Problem details →
Please print every record below exactly as it appears.

-- begin Source data --

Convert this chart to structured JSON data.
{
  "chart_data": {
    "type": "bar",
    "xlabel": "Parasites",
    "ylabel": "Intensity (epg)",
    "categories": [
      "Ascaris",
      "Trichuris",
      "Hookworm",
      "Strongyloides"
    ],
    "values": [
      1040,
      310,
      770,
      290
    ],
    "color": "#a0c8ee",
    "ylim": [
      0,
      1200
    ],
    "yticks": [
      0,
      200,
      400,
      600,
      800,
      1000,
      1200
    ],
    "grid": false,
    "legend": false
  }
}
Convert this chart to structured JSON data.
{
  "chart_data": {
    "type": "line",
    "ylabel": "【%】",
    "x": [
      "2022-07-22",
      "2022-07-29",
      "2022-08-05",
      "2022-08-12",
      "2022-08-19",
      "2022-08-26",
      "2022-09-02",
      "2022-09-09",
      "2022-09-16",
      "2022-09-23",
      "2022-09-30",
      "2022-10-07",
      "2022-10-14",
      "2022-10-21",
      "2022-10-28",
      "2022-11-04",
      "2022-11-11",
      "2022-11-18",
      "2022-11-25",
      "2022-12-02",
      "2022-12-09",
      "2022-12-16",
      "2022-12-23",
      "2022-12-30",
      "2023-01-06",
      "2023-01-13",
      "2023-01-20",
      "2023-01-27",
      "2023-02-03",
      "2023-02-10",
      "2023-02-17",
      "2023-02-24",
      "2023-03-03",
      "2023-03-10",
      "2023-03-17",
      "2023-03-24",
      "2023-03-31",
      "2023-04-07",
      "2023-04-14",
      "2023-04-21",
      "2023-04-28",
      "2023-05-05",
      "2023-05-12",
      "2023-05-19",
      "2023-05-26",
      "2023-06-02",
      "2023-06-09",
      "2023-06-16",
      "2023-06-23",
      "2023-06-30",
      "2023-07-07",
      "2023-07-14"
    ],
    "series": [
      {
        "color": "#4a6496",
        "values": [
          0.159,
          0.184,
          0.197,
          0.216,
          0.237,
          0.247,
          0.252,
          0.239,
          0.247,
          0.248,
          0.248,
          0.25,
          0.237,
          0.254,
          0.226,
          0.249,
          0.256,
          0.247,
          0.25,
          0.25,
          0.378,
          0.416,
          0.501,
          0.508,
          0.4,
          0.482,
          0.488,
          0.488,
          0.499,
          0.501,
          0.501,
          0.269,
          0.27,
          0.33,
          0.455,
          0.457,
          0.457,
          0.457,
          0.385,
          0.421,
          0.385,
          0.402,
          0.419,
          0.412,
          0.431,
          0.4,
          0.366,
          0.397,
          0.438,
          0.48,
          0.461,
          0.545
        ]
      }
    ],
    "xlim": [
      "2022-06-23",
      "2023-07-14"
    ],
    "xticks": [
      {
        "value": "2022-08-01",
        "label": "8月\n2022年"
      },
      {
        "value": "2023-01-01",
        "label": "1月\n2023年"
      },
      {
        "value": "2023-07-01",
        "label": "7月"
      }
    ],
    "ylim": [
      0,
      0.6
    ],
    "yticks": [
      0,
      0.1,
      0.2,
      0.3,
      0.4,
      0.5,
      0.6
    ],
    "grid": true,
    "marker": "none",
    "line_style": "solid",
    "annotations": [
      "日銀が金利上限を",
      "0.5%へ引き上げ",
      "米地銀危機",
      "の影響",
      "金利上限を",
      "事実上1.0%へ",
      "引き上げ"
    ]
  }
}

-- end Source data --

Problem solution →
Convert this chart to structured JSON data.
{
  "chart_data": {
    "type": "bar",
    "xlabel": "Parasites",
    "ylabel": "Intensity (epg)",
    "categories": [
      "Ascaris",
      "Trichuris",
      "Hookworm",
      "Strongyloides"
    ],
    "values": [
      1040,
      310,
      770,
      290
    ],
    "color": "#a0c8ee",
    "ylim": [
      0,
      1200
    ],
    "yticks": [
      0,
      200,
      400,
      600,
      800,
      1000,
      1200
    ],
    "grid": false,
    "legend": false
  }
}
Convert this chart to structured JSON data.
{
  "chart_data": {
    "type": "line",
    "ylabel": "【%】",
    "x": [
      "2022-07-22",
      "2022-07-29",
      "2022-08-05",
      "2022-08-12",
      "2022-08-19",
      "2022-08-26",
      "2022-09-02",
      "2022-09-09",
      "2022-09-16",
      "2022-09-23",
      "2022-09-30",
      "2022-10-07",
      "2022-10-14",
      "2022-10-21",
      "2022-10-28",
      "2022-11-04",
      "2022-11-11",
      "2022-11-18",
      "2022-11-25",
      "2022-12-02",
      "2022-12-09",
      "2022-12-16",
      "2022-12-23",
      "2022-12-30",
      "2023-01-06",
      "2023-01-13",
      "2023-01-20",
      "2023-01-27",
      "2023-02-03",
      "2023-02-10",
      "2023-02-17",
      "2023-02-24",
      "2023-03-03",
      "2023-03-10",
      "2023-03-17",
      "2023-03-24",
      "2023-03-31",
      "2023-04-07",
      "2023-04-14",
      "2023-04-21",
      "2023-04-28",
      "2023-05-05",
      "2023-05-12",
      "2023-05-19",
      "2023-05-26",
      "2023-06-02",
      "2023-06-09",
      "2023-06-16",
      "2023-06-23",
      "2023-06-30",
      "2023-07-07",
      "2023-07-14"
    ],
    "series": [
      {
        "color": "#4a6496",
        "values": [
          0.159,
          0.184,
          0.197,
          0.216,
          0.237,
          0.247,
          0.252,
          0.239,
          0.247,
          0.248,
          0.248,
          0.25,
          0.237,
          0.254,
          0.226,
          0.249,
          0.256,
          0.247,
          0.25,
          0.25,
          0.378,
          0.416,
          0.501,
          0.508,
          0.4,
          0.482,
          0.488,
          0.488,
          0.499,
          0.501,
          0.501,
          0.269,
          0.27,
          0.33,
          0.455,
          0.457,
          0.457,
          0.457,
          0.385,
          0.421,
          0.385,
          0.402,
          0.419,
          0.412,
          0.431,
          0.4,
          0.366,
          0.397,
          0.438,
          0.48,
          0.461,
          0.545
        ]
      }
    ],
    "xlim": [
      "2022-06-23",
      "2023-07-14"
    ],
    "xticks": [
      {
        "value": "2022-08-01",
        "label": "8月\n2022年"
      },
      {
        "value": "2023-01-01",
        "label": "1月\n2023年"
      },
      {
        "value": "2023-07-01",
        "label": "7月"
      }
    ],
    "ylim": [
      0,
      0.6
    ],
    "yticks": [
      0,
      0.1,
      0.2,
      0.3,
      0.4,
      0.5,
      0.6
    ],
    "grid": true,
    "marker": "none",
    "line_style": "solid",
    "annotations": [
      "日銀が金利上限を",
      "0.5%へ引き上げ",
      "米地銀危機",
      "の影響",
      "金利上限を",
      "事実上1.0%へ",
      "引き上げ"
    ]
  }
}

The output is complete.